Below are records to be output exactly, every one of them.
(begin)
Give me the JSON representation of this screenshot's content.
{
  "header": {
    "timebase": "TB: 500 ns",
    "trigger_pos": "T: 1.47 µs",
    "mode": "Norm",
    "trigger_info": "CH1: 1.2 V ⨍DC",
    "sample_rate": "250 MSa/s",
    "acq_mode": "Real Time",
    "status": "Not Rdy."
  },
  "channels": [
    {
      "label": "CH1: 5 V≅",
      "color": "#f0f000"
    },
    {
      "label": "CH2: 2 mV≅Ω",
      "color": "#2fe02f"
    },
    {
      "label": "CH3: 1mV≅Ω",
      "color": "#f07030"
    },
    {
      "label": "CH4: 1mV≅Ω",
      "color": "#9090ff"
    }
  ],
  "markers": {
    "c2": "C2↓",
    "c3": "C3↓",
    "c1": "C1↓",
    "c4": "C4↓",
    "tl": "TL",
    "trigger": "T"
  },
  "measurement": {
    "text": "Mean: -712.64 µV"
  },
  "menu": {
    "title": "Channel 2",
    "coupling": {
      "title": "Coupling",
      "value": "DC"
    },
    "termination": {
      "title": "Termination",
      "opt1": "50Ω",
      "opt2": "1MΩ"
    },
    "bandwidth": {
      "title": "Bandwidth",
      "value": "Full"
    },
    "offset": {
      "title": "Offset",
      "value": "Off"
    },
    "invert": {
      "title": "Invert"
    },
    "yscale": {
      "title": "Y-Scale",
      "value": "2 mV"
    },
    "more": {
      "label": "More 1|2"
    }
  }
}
(end)
Exercise solution:
Give me the JSON representation of this screenshot's content.
{
  "header": {
    "timebase": "TB: 500 ns",
    "trigger_pos": "T: 1.47 µs",
    "mode": "Norm",
    "trigger_info": "CH1: 1.2 V ⨍DC",
    "sample_rate": "250 MSa/s",
    "acq_mode": "Real Time",
    "status": "Not Rdy."
  },
  "channels": [
    {
      "label": "CH1: 5 V≅",
      "color": "#f0f000"
    },
    {
      "label": "CH2: 2 mV≅Ω",
      "color": "#2fe02f"
    },
    {
      "label": "CH3: 1mV≅Ω",
      "color": "#f07030"
    },
    {
      "label": "CH4: 1mV≅Ω",
      "color": "#9090ff"
    }
  ],
  "markers": {
    "c2": "C2↓",
    "c3": "C3↓",
    "c1": "C1↓",
    "c4": "C4↓",
    "tl": "TL",
    "trigger": "T"
  },
  "measurement": {
    "text": "Mean: -712.64 µV"
  },
  "menu": {
    "title": "Channel 2",
    "coupling": {
      "title": "Coupling",
      "value": "DC"
    },
    "termination": {
      "title": "Termination",
      "opt1": "50Ω",
      "opt2": "1MΩ"
    },
    "bandwidth": {
      "title": "Bandwidth",
      "value": "Full"
    },
    "offset": {
      "title": "Offset",
      "value": "Off"
    },
    "invert": {
      "title": "Invert"
    },
    "yscale": {
      "title": "Y-Scale",
      "value": "2 mV"
    },
    "more": {
      "label": "More 1|2"
    }
  }
}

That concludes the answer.